◆ The problem: Copy out, unchanged, the rows from the one containing "Segment this screenshot: for" down through the one containing "arrow-right-icon: → <box>375 483".

◆ Listed records:
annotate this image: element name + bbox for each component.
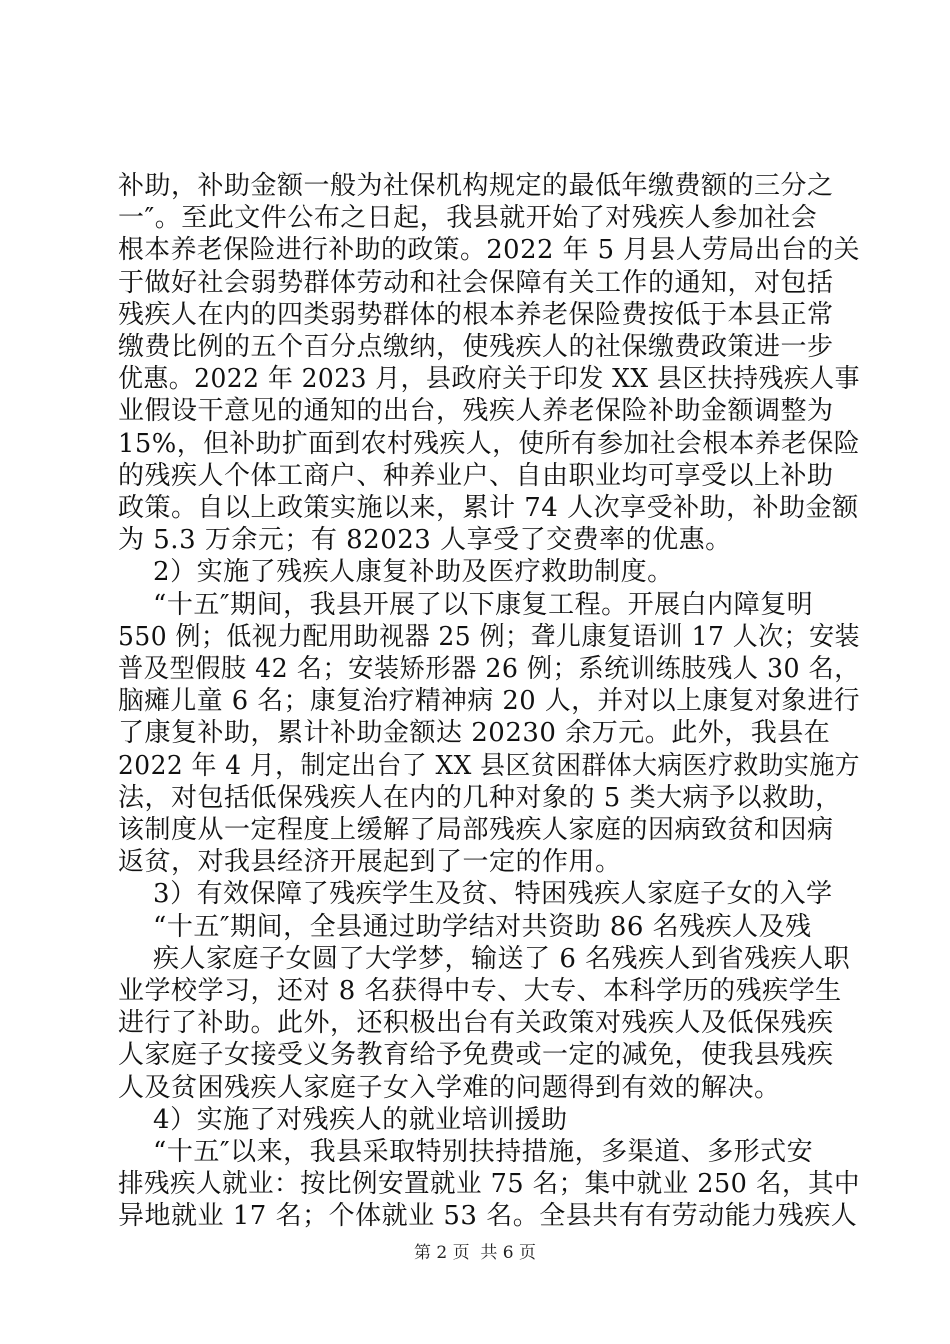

---

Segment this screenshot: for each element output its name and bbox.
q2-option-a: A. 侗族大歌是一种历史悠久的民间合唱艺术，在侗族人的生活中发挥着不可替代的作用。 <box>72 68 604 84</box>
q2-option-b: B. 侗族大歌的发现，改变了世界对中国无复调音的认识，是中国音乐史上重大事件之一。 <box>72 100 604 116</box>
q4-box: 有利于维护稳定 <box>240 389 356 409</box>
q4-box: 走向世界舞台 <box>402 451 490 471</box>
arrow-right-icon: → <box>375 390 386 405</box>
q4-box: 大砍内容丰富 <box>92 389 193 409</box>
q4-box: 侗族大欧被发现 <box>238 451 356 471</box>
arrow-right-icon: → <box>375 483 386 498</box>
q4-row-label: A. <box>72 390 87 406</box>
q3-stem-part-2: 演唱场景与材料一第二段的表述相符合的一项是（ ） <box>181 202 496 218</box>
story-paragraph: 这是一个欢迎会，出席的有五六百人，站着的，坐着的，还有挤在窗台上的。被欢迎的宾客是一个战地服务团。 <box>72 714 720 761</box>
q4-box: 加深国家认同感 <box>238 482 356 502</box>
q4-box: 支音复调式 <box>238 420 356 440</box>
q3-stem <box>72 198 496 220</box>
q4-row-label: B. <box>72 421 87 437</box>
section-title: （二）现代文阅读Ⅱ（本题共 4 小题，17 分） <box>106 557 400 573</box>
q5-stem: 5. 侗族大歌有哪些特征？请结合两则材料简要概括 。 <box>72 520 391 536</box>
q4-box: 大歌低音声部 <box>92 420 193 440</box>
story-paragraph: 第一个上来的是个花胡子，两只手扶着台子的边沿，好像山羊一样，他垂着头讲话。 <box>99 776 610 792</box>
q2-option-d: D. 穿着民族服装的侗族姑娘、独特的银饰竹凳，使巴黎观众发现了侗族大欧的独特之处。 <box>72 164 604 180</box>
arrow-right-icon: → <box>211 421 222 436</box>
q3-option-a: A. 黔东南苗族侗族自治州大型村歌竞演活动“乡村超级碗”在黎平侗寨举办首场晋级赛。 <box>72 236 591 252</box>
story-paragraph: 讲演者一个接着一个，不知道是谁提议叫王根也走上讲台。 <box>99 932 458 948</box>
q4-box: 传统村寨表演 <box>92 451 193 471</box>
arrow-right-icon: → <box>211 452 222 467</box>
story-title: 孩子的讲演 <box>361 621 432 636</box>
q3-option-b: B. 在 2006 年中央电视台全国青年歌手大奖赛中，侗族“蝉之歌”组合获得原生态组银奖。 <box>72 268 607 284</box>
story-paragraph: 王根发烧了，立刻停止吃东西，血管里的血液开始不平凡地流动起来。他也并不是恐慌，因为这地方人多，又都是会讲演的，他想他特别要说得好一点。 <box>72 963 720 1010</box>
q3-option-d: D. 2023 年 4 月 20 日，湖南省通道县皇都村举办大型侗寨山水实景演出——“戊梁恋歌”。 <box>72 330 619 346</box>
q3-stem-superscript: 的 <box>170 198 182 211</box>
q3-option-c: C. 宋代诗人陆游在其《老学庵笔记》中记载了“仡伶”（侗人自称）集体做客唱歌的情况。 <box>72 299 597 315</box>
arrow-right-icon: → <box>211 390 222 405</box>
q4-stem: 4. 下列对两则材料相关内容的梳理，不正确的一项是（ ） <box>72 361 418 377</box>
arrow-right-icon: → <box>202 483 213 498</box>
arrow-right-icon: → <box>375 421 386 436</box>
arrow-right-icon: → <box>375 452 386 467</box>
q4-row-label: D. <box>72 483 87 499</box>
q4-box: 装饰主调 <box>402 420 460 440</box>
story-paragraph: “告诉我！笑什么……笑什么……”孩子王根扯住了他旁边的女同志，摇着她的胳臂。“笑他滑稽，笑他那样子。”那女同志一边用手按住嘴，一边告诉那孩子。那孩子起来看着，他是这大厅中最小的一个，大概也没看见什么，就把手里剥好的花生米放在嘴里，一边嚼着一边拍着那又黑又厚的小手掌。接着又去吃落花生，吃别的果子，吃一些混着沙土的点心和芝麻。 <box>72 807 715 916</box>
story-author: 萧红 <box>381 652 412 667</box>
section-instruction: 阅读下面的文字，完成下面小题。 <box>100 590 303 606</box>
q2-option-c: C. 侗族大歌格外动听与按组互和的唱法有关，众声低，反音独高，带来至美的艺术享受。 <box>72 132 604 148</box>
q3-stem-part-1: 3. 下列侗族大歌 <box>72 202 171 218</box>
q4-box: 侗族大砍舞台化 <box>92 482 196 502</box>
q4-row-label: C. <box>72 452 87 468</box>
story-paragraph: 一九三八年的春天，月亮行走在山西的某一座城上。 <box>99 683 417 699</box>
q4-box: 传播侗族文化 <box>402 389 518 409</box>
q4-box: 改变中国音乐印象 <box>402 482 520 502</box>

◆ In response:
Segment this screenshot: for each element output its name and bbox.
q2-option-a: A. 侗族大歌是一种历史悠久的民间合唱艺术，在侗族人的生活中发挥着不可替代的作用。 <box>72 68 604 84</box>
q2-option-b: B. 侗族大歌的发现，改变了世界对中国无复调音的认识，是中国音乐史上重大事件之一。 <box>72 100 604 116</box>
q4-box: 有利于维护稳定 <box>240 389 356 409</box>
q4-box: 走向世界舞台 <box>402 451 490 471</box>
arrow-right-icon: → <box>375 390 386 405</box>
q4-box: 大砍内容丰富 <box>92 389 193 409</box>
q4-box: 侗族大欧被发现 <box>238 451 356 471</box>
arrow-right-icon: → <box>375 483 386 498</box>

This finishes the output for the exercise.